** Problem **
Lift out all lines below that contain "exploitation".

** Supplied material **
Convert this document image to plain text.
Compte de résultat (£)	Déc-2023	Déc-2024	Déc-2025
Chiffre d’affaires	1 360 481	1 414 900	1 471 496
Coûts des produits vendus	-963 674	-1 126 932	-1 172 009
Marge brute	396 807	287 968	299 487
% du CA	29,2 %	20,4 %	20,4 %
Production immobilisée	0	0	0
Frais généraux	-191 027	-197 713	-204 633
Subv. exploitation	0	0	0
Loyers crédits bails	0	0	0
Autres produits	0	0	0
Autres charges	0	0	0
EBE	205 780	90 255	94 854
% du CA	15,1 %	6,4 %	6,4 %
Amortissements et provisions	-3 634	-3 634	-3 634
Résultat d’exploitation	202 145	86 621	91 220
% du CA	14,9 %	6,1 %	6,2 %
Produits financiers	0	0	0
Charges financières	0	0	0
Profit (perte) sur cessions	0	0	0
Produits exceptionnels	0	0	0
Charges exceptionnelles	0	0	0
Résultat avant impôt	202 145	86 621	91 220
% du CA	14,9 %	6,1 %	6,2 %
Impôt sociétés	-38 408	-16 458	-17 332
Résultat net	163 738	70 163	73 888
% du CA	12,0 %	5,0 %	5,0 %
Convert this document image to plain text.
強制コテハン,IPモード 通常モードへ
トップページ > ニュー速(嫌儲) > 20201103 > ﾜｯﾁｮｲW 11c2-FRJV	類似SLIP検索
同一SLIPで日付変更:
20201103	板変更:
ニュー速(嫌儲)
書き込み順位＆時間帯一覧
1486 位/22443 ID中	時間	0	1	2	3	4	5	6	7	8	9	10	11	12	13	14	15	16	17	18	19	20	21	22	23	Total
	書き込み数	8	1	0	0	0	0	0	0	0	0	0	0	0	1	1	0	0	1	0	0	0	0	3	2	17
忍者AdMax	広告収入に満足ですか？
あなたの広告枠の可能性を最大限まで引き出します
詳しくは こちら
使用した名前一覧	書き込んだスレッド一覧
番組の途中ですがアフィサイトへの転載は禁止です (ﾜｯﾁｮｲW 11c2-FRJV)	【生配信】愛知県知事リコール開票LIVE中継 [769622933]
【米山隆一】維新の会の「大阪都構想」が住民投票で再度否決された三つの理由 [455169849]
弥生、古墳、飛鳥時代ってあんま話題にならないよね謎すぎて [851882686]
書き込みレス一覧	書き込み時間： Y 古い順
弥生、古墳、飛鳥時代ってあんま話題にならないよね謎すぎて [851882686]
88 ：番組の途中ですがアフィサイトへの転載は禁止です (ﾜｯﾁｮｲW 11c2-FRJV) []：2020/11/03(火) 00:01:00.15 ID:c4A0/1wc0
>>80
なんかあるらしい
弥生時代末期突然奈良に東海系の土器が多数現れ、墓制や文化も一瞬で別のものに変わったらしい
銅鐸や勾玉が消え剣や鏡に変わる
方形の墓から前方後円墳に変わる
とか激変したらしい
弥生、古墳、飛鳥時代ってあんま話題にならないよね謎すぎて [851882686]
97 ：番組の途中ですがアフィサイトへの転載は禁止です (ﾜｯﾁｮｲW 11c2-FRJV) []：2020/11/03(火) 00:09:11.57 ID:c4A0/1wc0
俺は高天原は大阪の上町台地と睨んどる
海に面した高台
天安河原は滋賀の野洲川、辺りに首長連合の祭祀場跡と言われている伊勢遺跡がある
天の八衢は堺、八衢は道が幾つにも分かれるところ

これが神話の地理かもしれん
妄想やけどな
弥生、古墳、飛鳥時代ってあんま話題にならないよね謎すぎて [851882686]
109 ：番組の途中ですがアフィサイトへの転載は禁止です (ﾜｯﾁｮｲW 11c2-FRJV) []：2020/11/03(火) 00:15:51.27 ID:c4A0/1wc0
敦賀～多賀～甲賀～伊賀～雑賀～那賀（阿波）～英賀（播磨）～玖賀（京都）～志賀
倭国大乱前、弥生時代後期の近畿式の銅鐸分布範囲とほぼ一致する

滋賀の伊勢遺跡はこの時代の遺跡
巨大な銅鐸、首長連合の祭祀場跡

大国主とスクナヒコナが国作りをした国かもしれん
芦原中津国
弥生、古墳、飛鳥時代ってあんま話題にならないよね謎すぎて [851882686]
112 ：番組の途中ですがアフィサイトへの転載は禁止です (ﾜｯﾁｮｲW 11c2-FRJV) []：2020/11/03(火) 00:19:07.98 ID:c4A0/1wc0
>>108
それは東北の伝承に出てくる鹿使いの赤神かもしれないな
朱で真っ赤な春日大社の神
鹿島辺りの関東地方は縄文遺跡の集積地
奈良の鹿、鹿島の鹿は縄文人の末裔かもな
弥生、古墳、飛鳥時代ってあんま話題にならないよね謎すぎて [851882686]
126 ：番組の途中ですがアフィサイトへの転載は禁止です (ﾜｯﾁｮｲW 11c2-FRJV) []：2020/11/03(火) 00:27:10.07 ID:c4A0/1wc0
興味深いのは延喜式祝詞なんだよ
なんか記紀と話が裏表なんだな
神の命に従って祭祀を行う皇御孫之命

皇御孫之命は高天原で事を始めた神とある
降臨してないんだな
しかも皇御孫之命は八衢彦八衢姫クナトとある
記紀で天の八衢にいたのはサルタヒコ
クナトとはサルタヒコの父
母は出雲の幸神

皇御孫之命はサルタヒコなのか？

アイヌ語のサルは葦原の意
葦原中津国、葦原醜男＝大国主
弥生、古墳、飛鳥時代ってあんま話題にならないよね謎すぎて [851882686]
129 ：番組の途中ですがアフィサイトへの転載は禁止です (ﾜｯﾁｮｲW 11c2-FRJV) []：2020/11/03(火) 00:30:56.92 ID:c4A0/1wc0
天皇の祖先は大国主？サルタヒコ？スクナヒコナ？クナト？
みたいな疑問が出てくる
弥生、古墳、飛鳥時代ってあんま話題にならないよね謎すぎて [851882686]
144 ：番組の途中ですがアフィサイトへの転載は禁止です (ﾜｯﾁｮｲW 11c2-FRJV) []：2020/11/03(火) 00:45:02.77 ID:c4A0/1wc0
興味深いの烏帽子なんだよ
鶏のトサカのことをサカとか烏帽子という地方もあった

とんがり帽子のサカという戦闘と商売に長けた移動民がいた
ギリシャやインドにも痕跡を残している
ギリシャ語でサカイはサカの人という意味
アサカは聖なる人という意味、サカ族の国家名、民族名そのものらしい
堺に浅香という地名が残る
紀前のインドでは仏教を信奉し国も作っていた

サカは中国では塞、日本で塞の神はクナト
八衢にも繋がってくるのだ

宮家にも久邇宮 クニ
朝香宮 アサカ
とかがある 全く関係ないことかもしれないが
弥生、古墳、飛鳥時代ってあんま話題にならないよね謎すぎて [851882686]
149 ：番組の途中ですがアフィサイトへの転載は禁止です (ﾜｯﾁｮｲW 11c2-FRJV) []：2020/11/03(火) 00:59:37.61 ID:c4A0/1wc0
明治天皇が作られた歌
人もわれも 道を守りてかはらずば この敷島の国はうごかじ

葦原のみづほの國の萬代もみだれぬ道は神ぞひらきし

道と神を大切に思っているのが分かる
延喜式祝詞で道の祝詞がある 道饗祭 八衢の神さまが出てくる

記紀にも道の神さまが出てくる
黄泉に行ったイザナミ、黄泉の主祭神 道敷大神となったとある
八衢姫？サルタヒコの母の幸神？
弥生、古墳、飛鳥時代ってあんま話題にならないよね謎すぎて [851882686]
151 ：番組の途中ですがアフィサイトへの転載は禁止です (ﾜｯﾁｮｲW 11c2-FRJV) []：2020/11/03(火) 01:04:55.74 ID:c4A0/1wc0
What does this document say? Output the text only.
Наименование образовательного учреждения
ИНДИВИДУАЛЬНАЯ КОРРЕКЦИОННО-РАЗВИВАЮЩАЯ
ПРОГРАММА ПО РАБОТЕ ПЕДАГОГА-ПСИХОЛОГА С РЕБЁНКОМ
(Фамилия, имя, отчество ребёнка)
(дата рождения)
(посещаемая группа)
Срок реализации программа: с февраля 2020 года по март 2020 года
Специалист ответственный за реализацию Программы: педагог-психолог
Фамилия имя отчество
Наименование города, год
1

** Solution to the problem **
Subv. exploitation	0	0	0
Résultat d’exploitation	202 145	86 621	91 220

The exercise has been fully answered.